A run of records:
☆ ☆ ☆ ☆ ☆

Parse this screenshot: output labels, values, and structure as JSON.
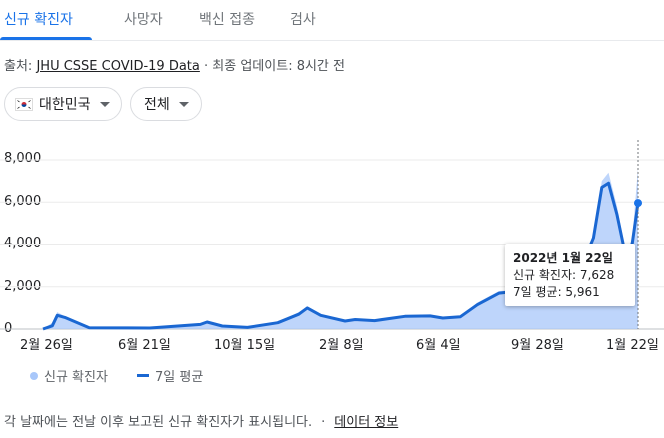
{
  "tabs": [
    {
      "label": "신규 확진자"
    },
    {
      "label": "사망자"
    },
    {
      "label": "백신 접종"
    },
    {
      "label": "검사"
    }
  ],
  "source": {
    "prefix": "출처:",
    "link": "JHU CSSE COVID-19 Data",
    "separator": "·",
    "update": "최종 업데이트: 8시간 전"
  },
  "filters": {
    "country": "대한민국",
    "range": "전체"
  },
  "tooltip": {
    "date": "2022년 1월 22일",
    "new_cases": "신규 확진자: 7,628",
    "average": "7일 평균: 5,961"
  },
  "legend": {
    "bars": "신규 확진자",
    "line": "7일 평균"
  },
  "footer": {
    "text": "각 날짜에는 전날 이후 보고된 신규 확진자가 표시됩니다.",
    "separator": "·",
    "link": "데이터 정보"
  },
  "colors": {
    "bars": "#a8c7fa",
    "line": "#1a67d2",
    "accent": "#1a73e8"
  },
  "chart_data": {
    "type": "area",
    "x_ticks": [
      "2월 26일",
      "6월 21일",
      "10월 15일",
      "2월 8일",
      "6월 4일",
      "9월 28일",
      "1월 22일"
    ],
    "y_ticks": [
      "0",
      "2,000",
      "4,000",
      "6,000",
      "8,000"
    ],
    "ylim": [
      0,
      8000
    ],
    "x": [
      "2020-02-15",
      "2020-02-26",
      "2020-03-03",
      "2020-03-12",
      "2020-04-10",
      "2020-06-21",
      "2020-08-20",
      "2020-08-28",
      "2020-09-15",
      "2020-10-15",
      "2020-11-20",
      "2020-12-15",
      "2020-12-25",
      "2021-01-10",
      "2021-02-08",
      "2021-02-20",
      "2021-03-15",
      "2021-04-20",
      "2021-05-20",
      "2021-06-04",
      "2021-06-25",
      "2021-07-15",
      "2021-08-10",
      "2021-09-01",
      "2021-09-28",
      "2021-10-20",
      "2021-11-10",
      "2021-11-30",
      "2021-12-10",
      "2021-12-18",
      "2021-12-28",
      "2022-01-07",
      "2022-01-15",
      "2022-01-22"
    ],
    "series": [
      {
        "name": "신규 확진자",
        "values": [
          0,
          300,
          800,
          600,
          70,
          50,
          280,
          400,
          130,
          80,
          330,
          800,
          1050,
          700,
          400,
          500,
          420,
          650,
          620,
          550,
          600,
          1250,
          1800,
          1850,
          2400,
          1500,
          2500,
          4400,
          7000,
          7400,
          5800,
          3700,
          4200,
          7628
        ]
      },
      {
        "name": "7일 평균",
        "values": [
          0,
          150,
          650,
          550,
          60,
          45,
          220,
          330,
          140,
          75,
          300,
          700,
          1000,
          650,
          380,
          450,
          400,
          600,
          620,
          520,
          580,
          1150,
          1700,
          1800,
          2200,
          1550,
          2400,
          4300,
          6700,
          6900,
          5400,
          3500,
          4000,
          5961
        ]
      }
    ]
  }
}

☆ ☆ ☆ ☆ ☆

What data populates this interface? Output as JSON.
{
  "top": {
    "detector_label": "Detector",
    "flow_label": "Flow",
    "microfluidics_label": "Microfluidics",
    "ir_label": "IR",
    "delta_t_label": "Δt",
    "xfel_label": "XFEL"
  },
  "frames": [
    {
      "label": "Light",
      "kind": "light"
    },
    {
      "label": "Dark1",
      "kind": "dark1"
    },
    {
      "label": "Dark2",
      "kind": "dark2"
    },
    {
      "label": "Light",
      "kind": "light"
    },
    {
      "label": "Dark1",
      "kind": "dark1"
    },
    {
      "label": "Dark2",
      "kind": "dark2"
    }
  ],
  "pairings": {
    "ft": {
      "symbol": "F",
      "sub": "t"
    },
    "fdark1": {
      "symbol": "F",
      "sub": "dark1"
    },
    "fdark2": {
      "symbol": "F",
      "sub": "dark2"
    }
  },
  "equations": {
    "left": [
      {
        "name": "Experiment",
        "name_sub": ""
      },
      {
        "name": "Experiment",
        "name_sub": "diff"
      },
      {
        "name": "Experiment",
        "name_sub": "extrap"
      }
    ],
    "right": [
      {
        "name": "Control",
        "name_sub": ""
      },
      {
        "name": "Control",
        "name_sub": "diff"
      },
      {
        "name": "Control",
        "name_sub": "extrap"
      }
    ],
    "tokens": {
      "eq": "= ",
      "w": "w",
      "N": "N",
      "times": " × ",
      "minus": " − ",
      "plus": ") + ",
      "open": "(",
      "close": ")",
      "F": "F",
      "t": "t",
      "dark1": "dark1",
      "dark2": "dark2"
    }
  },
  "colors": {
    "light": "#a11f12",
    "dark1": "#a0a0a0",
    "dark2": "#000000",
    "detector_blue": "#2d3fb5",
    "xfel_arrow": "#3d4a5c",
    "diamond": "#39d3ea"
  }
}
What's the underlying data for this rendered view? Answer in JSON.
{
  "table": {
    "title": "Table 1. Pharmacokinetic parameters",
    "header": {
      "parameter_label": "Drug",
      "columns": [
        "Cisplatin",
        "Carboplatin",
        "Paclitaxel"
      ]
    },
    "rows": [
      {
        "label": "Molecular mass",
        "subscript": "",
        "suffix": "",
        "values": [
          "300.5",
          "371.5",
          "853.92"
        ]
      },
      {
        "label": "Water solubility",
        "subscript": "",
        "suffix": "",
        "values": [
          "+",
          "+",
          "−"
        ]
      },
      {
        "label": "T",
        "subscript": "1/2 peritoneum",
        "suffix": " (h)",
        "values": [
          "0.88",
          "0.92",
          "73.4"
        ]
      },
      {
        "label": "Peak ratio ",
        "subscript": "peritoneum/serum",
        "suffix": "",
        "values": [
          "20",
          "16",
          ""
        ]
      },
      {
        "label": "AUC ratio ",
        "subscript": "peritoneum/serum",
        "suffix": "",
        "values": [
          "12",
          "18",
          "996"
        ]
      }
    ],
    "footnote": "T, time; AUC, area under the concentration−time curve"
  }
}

☆ ☆ ☆ ☆ ☆

PROBLEM TO SOLVE
Identify how many lines in the entries above contain the word "JSON" and provide only that figure.

RESPONSE TO THE EXERCISE
3